[Your goal] Return every record verbatim.

Some records:
______

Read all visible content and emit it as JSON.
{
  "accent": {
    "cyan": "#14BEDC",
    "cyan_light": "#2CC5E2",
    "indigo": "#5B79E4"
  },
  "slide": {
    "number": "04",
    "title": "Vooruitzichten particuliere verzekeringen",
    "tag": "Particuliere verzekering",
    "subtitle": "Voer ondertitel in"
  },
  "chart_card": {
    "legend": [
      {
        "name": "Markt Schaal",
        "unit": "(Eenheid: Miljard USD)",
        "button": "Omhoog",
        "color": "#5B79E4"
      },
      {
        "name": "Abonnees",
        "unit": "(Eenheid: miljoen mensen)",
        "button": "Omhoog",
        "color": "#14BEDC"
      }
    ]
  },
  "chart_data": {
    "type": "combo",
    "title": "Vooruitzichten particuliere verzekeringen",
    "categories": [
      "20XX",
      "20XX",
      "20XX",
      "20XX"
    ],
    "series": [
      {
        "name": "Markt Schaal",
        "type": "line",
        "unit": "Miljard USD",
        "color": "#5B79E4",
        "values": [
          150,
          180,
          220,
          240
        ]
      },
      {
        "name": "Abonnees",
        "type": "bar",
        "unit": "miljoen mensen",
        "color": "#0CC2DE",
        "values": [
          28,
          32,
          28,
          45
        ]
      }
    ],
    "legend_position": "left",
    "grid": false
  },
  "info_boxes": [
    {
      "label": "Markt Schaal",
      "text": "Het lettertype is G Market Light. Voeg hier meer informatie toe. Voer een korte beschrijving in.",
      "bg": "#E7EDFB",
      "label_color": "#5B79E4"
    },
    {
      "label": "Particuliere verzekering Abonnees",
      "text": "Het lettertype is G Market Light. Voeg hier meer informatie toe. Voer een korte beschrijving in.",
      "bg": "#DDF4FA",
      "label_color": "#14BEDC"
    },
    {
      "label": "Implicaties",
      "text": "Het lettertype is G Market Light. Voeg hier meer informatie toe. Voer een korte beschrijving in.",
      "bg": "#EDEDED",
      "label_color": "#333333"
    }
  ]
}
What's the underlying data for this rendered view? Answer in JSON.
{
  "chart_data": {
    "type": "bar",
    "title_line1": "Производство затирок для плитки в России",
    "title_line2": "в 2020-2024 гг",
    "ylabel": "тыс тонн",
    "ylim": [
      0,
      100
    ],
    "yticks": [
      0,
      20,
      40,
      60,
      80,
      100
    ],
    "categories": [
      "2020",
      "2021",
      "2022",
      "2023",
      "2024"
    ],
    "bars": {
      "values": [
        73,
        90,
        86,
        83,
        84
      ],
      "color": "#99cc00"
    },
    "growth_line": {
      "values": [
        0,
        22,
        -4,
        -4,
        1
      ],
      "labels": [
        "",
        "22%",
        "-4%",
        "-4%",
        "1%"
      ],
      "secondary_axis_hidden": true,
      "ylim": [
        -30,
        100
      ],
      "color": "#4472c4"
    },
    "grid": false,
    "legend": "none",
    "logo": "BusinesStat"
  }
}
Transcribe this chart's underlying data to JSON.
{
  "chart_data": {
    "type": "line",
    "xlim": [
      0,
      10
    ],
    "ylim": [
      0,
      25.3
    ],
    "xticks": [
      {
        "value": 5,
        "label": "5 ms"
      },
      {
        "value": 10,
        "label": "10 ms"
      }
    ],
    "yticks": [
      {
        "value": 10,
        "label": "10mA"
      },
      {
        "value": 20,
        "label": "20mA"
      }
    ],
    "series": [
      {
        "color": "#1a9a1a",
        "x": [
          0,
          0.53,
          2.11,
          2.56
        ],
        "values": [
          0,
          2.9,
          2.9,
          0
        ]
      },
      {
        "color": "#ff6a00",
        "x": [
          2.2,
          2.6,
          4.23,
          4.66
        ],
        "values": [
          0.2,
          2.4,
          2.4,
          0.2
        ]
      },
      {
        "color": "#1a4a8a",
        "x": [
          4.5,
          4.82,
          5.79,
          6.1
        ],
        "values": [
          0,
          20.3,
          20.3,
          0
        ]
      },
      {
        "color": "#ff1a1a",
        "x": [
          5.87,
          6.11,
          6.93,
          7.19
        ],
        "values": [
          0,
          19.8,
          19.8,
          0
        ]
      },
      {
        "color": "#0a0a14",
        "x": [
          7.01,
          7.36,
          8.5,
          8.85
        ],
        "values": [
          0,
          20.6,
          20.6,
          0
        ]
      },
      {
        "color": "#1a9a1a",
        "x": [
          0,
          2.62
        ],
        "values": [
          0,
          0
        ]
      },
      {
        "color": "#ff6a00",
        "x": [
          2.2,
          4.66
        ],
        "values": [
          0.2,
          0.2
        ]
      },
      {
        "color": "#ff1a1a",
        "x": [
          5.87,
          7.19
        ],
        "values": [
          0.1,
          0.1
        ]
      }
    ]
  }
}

______

[Task result]
Read all visible content and emit it as JSON.
{
  "accent": {
    "cyan": "#14BEDC",
    "cyan_light": "#2CC5E2",
    "indigo": "#5B79E4"
  },
  "slide": {
    "number": "04",
    "title": "Vooruitzichten particuliere verzekeringen",
    "tag": "Particuliere verzekering",
    "subtitle": "Voer ondertitel in"
  },
  "chart_card": {
    "legend": [
      {
        "name": "Markt Schaal",
        "unit": "(Eenheid: Miljard USD)",
        "button": "Omhoog",
        "color": "#5B79E4"
      },
      {
        "name": "Abonnees",
        "unit": "(Eenheid: miljoen mensen)",
        "button": "Omhoog",
        "color": "#14BEDC"
      }
    ]
  },
  "chart_data": {
    "type": "combo",
    "title": "Vooruitzichten particuliere verzekeringen",
    "categories": [
      "20XX",
      "20XX",
      "20XX",
      "20XX"
    ],
    "series": [
      {
        "name": "Markt Schaal",
        "type": "line",
        "unit": "Miljard USD",
        "color": "#5B79E4",
        "values": [
          150,
          180,
          220,
          240
        ]
      },
      {
        "name": "Abonnees",
        "type": "bar",
        "unit": "miljoen mensen",
        "color": "#0CC2DE",
        "values": [
          28,
          32,
          28,
          45
        ]
      }
    ],
    "legend_position": "left",
    "grid": false
  },
  "info_boxes": [
    {
      "label": "Markt Schaal",
      "text": "Het lettertype is G Market Light. Voeg hier meer informatie toe. Voer een korte beschrijving in.",
      "bg": "#E7EDFB",
      "label_color": "#5B79E4"
    },
    {
      "label": "Particuliere verzekering Abonnees",
      "text": "Het lettertype is G Market Light. Voeg hier meer informatie toe. Voer een korte beschrijving in.",
      "bg": "#DDF4FA",
      "label_color": "#14BEDC"
    },
    {
      "label": "Implicaties",
      "text": "Het lettertype is G Market Light. Voeg hier meer informatie toe. Voer een korte beschrijving in.",
      "bg": "#EDEDED",
      "label_color": "#333333"
    }
  ]
}
What's the underlying data for this rendered view? Answer in JSON.
{
  "chart_data": {
    "type": "bar",
    "title_line1": "Производство затирок для плитки в России",
    "title_line2": "в 2020-2024 гг",
    "ylabel": "тыс тонн",
    "ylim": [
      0,
      100
    ],
    "yticks": [
      0,
      20,
      40,
      60,
      80,
      100
    ],
    "categories": [
      "2020",
      "2021",
      "2022",
      "2023",
      "2024"
    ],
    "bars": {
      "values": [
        73,
        90,
        86,
        83,
        84
      ],
      "color": "#99cc00"
    },
    "growth_line": {
      "values": [
        0,
        22,
        -4,
        -4,
        1
      ],
      "labels": [
        "",
        "22%",
        "-4%",
        "-4%",
        "1%"
      ],
      "secondary_axis_hidden": true,
      "ylim": [
        -30,
        100
      ],
      "color": "#4472c4"
    },
    "grid": false,
    "legend": "none",
    "logo": "BusinesStat"
  }
}
Transcribe this chart's underlying data to JSON.
{
  "chart_data": {
    "type": "line",
    "xlim": [
      0,
      10
    ],
    "ylim": [
      0,
      25.3
    ],
    "xticks": [
      {
        "value": 5,
        "label": "5 ms"
      },
      {
        "value": 10,
        "label": "10 ms"
      }
    ],
    "yticks": [
      {
        "value": 10,
        "label": "10mA"
      },
      {
        "value": 20,
        "label": "20mA"
      }
    ],
    "series": [
      {
        "color": "#1a9a1a",
        "x": [
          0,
          0.53,
          2.11,
          2.56
        ],
        "values": [
          0,
          2.9,
          2.9,
          0
        ]
      },
      {
        "color": "#ff6a00",
        "x": [
          2.2,
          2.6,
          4.23,
          4.66
        ],
        "values": [
          0.2,
          2.4,
          2.4,
          0.2
        ]
      },
      {
        "color": "#1a4a8a",
        "x": [
          4.5,
          4.82,
          5.79,
          6.1
        ],
        "values": [
          0,
          20.3,
          20.3,
          0
        ]
      },
      {
        "color": "#ff1a1a",
        "x": [
          5.87,
          6.11,
          6.93,
          7.19
        ],
        "values": [
          0,
          19.8,
          19.8,
          0
        ]
      },
      {
        "color": "#0a0a14",
        "x": [
          7.01,
          7.36,
          8.5,
          8.85
        ],
        "values": [
          0,
          20.6,
          20.6,
          0
        ]
      },
      {
        "color": "#1a9a1a",
        "x": [
          0,
          2.62
        ],
        "values": [
          0,
          0
        ]
      },
      {
        "color": "#ff6a00",
        "x": [
          2.2,
          4.66
        ],
        "values": [
          0.2,
          0.2
        ]
      },
      {
        "color": "#ff1a1a",
        "x": [
          5.87,
          7.19
        ],
        "values": [
          0.1,
          0.1
        ]
      }
    ]
  }
}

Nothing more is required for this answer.